Requirements: Retype the material word for word.

▼

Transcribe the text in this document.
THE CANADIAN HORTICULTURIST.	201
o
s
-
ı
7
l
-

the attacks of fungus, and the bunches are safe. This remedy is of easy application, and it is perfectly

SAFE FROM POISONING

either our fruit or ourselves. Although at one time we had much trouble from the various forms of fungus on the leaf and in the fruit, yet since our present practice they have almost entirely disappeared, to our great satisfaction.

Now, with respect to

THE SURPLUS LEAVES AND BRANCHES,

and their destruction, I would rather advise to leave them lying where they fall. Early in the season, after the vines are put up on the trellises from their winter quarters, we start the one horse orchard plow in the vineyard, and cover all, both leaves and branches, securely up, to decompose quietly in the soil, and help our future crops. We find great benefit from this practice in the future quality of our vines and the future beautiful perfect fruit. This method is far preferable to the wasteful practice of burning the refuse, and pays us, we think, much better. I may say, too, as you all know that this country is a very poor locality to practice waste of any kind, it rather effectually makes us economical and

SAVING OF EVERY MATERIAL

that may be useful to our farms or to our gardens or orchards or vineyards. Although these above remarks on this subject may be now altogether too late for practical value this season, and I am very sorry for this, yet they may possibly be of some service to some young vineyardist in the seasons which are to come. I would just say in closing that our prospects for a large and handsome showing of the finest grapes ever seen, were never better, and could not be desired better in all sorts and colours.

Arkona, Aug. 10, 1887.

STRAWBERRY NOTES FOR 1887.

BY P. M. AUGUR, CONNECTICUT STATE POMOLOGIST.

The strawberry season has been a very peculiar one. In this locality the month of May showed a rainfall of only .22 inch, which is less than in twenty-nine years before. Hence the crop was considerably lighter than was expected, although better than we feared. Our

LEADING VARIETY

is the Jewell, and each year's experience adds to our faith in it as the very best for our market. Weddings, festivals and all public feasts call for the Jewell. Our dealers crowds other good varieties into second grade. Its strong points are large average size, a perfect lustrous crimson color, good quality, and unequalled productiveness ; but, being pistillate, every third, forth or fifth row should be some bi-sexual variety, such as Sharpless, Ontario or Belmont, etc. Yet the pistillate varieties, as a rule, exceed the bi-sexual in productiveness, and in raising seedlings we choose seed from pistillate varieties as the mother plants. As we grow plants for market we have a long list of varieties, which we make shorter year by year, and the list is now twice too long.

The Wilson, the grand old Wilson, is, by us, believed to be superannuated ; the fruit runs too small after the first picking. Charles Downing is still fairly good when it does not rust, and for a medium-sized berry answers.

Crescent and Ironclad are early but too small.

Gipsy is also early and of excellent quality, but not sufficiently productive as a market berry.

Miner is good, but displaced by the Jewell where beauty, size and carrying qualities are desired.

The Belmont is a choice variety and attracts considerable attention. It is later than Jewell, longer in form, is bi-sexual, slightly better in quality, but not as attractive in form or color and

▲

In response:
Transcribe the text in this document.
THE CANADIAN HORTICULTURIST.	201
o
s
-
ı
7
l
-

the attacks of fungus, and the bunches are safe. This remedy is of easy application, and it is perfectly

SAFE FROM POISONING

either our fruit or ourselves. Although at one time we had much trouble from the various forms of fungus on the leaf and in the fruit, yet since our present practice they have almost entirely disappeared, to our great satisfaction.

Now, with respect to

THE SURPLUS LEAVES AND BRANCHES,

and their destruction, I would rather advise to leave them lying where they fall. Early in the season, after the vines are put up on the trellises from their winter quarters, we start the one horse orchard plow in the vineyard, and cover all, both leaves and branches, securely up, to decompose quietly in the soil, and help our future crops. We find great benefit from this practice in the future quality of our vines and the future beautiful perfect fruit. This method is far preferable to the wasteful practice of burning the refuse, and pays us, we think, much better. I may say, too, as you all know that this country is a very poor locality to practice waste of any kind, it rather effectually makes us economical and

SAVING OF EVERY MATERIAL

that may be useful to our farms or to our gardens or orchards or vineyards. Although these above remarks on this subject may be now altogether too late for practical value this season, and I am very sorry for this, yet they may possibly be of some service to some young vineyardist in the seasons which are to come. I would just say in closing that our prospects for a large and handsome showing of the finest grapes ever seen, were never better, and could not be desired better in all sorts and colours.

Arkona, Aug. 10, 1887.

STRAWBERRY NOTES FOR 1887.

BY P. M. AUGUR, CONNECTICUT STATE POMOLOGIST.

The strawberry season has been a very peculiar one. In this locality the month of May showed a rainfall of only .22 inch, which is less than in twenty-nine years before. Hence the crop was considerably lighter than was expected, although better than we feared. Our

LEADING VARIETY

is the Jewell, and each year's experience adds to our faith in it as the very best for our market. Weddings, festivals and all public feasts call for the Jewell. Our dealers crowds other good varieties into second grade. Its strong points are large average size, a perfect lustrous crimson color, good quality, and unequalled productiveness ; but, being pistillate, every third, forth or fifth row should be some bi-sexual variety, such as Sharpless, Ontario or Belmont, etc. Yet the pistillate varieties, as a rule, exceed the bi-sexual in productiveness, and in raising seedlings we choose seed from pistillate varieties as the mother plants. As we grow plants for market we have a long list of varieties, which we make shorter year by year, and the list is now twice too long.

The Wilson, the grand old Wilson, is, by us, believed to be superannuated ; the fruit runs too small after the first picking. Charles Downing is still fairly good when it does not rust, and for a medium-sized berry answers.

Crescent and Ironclad are early but too small.

Gipsy is also early and of excellent quality, but not sufficiently productive as a market berry.

Miner is good, but displaced by the Jewell where beauty, size and carrying qualities are desired.

The Belmont is a choice variety and attracts considerable attention. It is later than Jewell, longer in form, is bi-sexual, slightly better in quality, but not as attractive in form or color and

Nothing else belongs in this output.